** Start of Given data **

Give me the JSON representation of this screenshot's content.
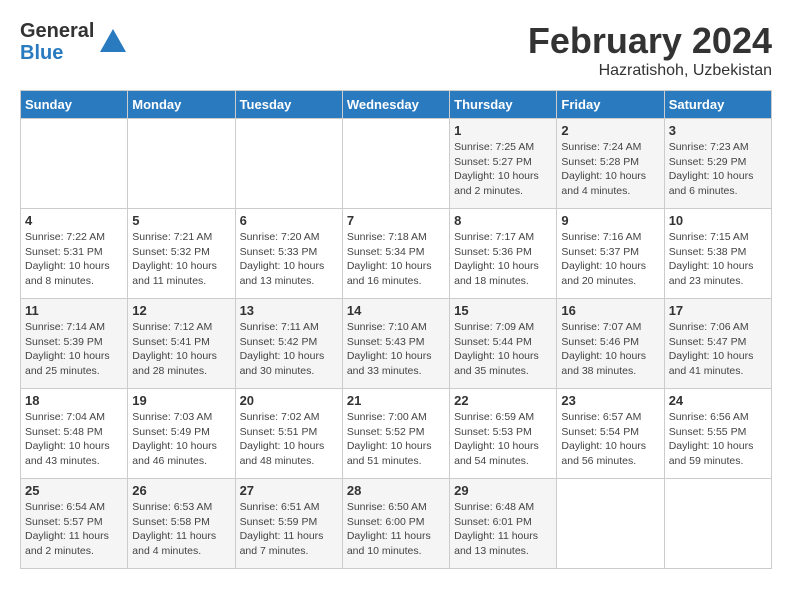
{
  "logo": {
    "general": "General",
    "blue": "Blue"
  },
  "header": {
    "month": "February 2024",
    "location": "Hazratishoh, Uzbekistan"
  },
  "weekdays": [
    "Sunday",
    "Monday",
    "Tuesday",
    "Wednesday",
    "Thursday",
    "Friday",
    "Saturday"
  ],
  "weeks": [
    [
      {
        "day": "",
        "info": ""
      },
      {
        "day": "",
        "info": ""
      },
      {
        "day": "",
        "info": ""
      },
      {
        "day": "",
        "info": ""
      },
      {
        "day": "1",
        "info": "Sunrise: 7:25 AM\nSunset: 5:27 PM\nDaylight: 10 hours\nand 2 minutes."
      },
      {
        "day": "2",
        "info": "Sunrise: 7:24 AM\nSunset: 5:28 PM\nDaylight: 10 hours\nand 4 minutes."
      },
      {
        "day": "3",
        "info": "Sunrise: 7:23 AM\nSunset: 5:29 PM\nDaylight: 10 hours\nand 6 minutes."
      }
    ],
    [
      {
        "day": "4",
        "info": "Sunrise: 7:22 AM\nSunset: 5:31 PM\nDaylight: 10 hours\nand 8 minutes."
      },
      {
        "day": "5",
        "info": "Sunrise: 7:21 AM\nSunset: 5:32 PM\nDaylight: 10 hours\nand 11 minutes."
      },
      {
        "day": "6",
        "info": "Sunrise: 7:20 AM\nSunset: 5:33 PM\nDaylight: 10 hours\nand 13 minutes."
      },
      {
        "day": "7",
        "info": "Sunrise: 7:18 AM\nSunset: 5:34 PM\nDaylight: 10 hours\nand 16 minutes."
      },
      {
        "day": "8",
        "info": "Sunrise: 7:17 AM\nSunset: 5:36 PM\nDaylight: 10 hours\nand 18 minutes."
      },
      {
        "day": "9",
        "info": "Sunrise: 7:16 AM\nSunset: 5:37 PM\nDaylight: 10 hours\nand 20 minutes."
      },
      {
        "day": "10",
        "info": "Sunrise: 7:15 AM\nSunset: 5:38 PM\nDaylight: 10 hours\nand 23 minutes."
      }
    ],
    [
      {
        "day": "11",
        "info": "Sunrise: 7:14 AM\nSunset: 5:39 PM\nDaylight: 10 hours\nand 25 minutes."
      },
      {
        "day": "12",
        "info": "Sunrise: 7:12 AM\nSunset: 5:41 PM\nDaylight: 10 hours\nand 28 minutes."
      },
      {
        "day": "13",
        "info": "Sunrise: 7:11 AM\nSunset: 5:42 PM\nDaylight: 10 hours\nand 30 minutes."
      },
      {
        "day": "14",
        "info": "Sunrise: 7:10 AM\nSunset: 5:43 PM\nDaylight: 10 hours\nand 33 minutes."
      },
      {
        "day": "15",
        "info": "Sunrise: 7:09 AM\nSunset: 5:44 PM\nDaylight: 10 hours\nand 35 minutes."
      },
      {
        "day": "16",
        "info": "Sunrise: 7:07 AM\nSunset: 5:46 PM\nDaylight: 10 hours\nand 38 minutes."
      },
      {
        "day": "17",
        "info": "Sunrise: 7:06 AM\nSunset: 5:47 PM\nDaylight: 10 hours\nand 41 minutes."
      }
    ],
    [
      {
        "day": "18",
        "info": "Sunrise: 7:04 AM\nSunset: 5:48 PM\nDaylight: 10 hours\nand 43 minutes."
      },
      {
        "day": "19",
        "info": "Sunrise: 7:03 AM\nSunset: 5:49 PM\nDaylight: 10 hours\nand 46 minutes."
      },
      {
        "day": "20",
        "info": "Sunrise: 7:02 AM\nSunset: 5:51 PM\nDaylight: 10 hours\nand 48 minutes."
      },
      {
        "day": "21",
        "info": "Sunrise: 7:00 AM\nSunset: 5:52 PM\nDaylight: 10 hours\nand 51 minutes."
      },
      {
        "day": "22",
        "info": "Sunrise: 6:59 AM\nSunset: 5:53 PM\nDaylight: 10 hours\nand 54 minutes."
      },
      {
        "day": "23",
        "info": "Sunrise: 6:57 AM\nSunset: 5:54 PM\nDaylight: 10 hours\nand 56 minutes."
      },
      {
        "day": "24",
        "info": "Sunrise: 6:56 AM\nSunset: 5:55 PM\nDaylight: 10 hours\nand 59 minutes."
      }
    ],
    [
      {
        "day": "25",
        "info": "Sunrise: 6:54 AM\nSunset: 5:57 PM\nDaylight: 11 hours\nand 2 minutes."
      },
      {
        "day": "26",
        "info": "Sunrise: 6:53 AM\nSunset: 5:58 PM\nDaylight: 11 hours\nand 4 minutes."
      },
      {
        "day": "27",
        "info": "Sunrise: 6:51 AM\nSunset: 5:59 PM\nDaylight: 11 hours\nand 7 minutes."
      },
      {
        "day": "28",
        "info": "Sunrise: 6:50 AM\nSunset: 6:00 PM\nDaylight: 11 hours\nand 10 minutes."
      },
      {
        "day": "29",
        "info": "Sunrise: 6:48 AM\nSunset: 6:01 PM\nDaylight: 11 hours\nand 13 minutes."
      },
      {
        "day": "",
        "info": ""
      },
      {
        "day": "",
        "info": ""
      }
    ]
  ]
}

** End of Given data **
** Start of Given data **

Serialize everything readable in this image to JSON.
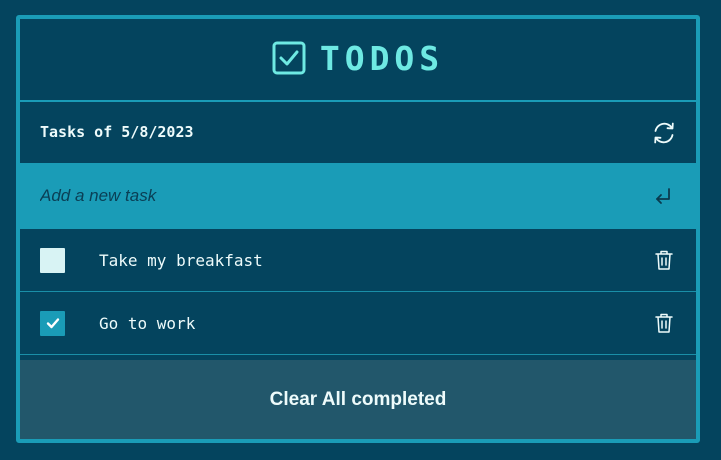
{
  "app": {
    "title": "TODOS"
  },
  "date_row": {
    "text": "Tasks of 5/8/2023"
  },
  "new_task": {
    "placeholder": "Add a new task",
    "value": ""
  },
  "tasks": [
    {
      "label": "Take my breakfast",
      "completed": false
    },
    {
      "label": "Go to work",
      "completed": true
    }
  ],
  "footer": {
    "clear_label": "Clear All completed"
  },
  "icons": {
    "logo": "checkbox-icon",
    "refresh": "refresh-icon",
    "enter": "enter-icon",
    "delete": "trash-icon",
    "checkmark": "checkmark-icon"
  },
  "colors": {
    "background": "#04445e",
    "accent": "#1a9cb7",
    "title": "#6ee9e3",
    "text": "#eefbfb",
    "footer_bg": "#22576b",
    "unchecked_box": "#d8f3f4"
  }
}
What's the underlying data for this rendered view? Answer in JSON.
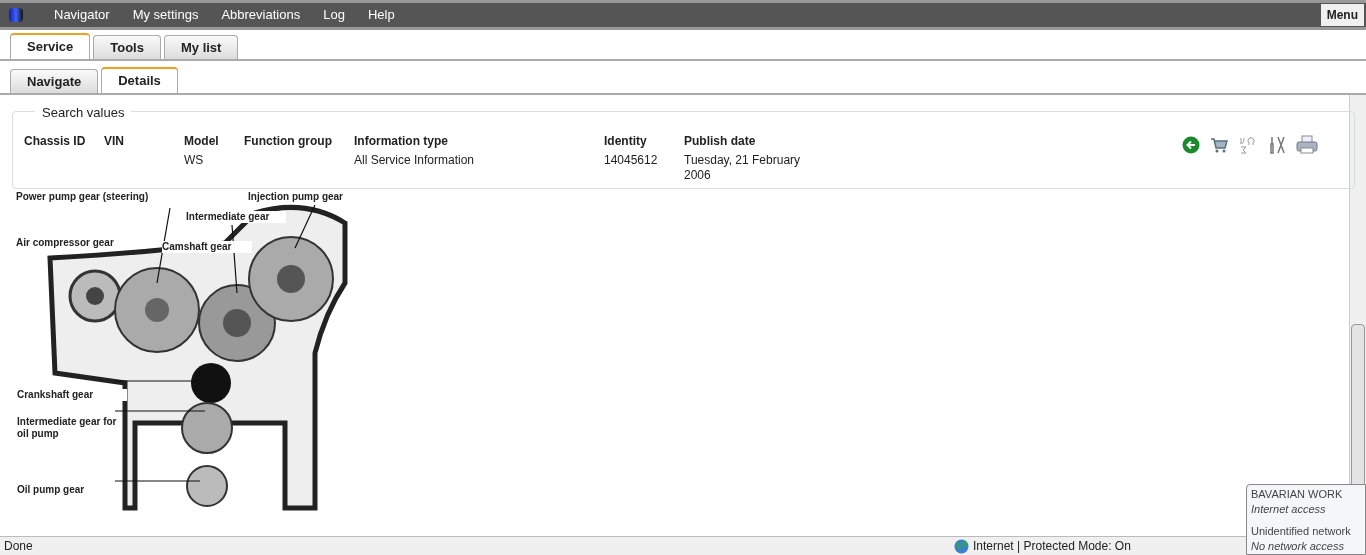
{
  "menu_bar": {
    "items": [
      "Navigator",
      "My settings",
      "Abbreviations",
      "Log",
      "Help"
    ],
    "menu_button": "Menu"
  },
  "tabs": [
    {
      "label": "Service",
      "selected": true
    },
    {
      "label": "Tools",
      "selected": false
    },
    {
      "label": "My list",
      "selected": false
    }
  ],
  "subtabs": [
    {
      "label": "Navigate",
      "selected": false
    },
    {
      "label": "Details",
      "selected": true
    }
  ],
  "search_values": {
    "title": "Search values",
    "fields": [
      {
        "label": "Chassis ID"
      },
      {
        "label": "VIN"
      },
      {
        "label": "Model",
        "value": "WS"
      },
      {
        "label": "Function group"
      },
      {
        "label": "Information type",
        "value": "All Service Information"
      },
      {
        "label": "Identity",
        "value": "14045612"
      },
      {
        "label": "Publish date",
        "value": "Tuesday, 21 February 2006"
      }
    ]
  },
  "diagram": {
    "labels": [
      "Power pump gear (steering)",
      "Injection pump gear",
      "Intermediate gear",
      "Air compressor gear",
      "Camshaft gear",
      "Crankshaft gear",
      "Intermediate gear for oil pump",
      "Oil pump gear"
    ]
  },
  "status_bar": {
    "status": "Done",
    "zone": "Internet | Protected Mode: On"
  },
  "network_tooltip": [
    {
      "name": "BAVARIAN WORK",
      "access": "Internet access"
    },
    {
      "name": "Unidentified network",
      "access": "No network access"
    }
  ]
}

** End of Given data **

• _Task directions_
Within the entries above, report how many lines include "Intermediate", and keep the answer to the number.

• _Final result_
2